### Exercise inputs
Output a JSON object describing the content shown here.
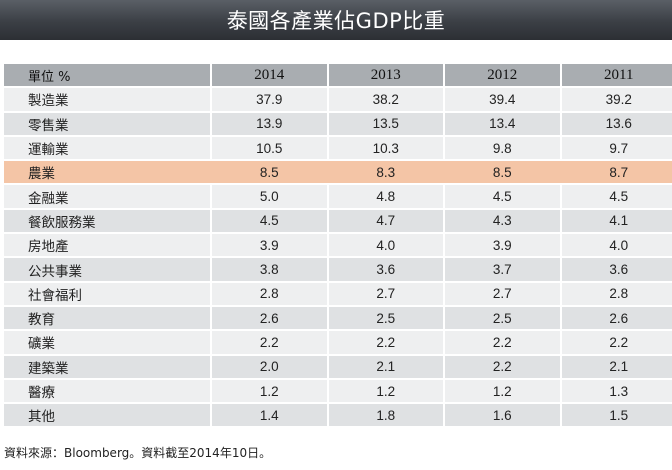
{
  "title": "泰國各產業佔GDP比重",
  "table": {
    "unit_label": "單位 %",
    "years": [
      "2014",
      "2013",
      "2012",
      "2011"
    ],
    "rows": [
      {
        "sector": "製造業",
        "values": [
          "37.9",
          "38.2",
          "39.4",
          "39.2"
        ],
        "highlight": false
      },
      {
        "sector": "零售業",
        "values": [
          "13.9",
          "13.5",
          "13.4",
          "13.6"
        ],
        "highlight": false
      },
      {
        "sector": "運輸業",
        "values": [
          "10.5",
          "10.3",
          "9.8",
          "9.7"
        ],
        "highlight": false
      },
      {
        "sector": "農業",
        "values": [
          "8.5",
          "8.3",
          "8.5",
          "8.7"
        ],
        "highlight": true
      },
      {
        "sector": "金融業",
        "values": [
          "5.0",
          "4.8",
          "4.5",
          "4.5"
        ],
        "highlight": false
      },
      {
        "sector": "餐飲服務業",
        "values": [
          "4.5",
          "4.7",
          "4.3",
          "4.1"
        ],
        "highlight": false
      },
      {
        "sector": "房地產",
        "values": [
          "3.9",
          "4.0",
          "3.9",
          "4.0"
        ],
        "highlight": false
      },
      {
        "sector": "公共事業",
        "values": [
          "3.8",
          "3.6",
          "3.7",
          "3.6"
        ],
        "highlight": false
      },
      {
        "sector": "社會福利",
        "values": [
          "2.8",
          "2.7",
          "2.7",
          "2.8"
        ],
        "highlight": false
      },
      {
        "sector": "教育",
        "values": [
          "2.6",
          "2.5",
          "2.5",
          "2.6"
        ],
        "highlight": false
      },
      {
        "sector": "礦業",
        "values": [
          "2.2",
          "2.2",
          "2.2",
          "2.2"
        ],
        "highlight": false
      },
      {
        "sector": "建築業",
        "values": [
          "2.0",
          "2.1",
          "2.2",
          "2.1"
        ],
        "highlight": false
      },
      {
        "sector": "醫療",
        "values": [
          "1.2",
          "1.2",
          "1.2",
          "1.3"
        ],
        "highlight": false
      },
      {
        "sector": "其他",
        "values": [
          "1.4",
          "1.8",
          "1.6",
          "1.5"
        ],
        "highlight": false
      }
    ],
    "highlight_color": "#f4c5a6"
  },
  "footnote": "資料來源：Bloomberg。資料截至2014年10日。"
}
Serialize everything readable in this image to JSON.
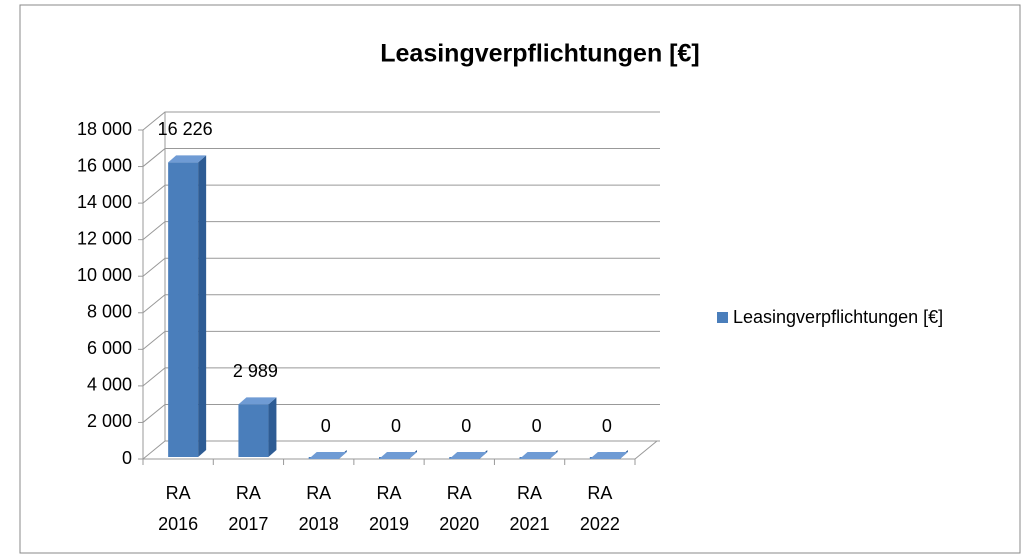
{
  "chart_data": {
    "type": "bar3d",
    "title": "Leasingverpflichtungen [€]",
    "categories": [
      "RA 2016",
      "RA 2017",
      "RA 2018",
      "RA 2019",
      "RA 2020",
      "RA 2021",
      "RA 2022"
    ],
    "series": [
      {
        "name": "Leasingverpflichtungen [€]",
        "color": "#4a7ebb",
        "values": [
          16226,
          2989,
          0,
          0,
          0,
          0,
          0
        ],
        "value_labels": [
          "16 226",
          "2 989",
          "0",
          "0",
          "0",
          "0",
          "0"
        ]
      }
    ],
    "ylim": [
      0,
      18000
    ],
    "yticks": [
      0,
      {
        "value": 2000,
        "label": "2 000"
      },
      {
        "value": 4000,
        "label": "4 000"
      },
      {
        "value": 6000,
        "label": "6 000"
      },
      {
        "value": 8000,
        "label": "8 000"
      },
      {
        "value": 10000,
        "label": "10 000"
      },
      {
        "value": 12000,
        "label": "12 000"
      },
      {
        "value": 14000,
        "label": "14 000"
      },
      {
        "value": 16000,
        "label": "16 000"
      },
      {
        "value": 18000,
        "label": "18 000"
      }
    ],
    "grid": true,
    "legend": "right"
  }
}
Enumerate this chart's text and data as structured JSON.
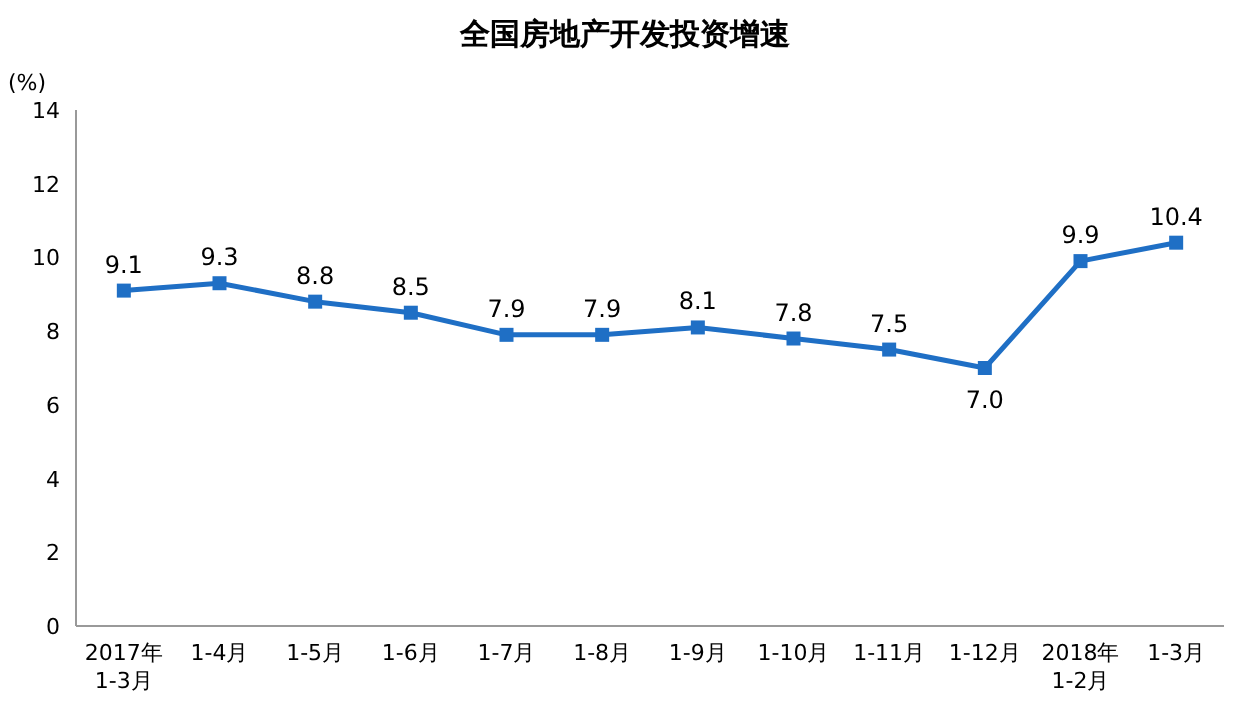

### The task
Identify all lines where the word "this" shows up. Copy them.

### Completed task
Serialize everything readable in this image to JSON.
Enumerate this chart's text and data as structured JSON.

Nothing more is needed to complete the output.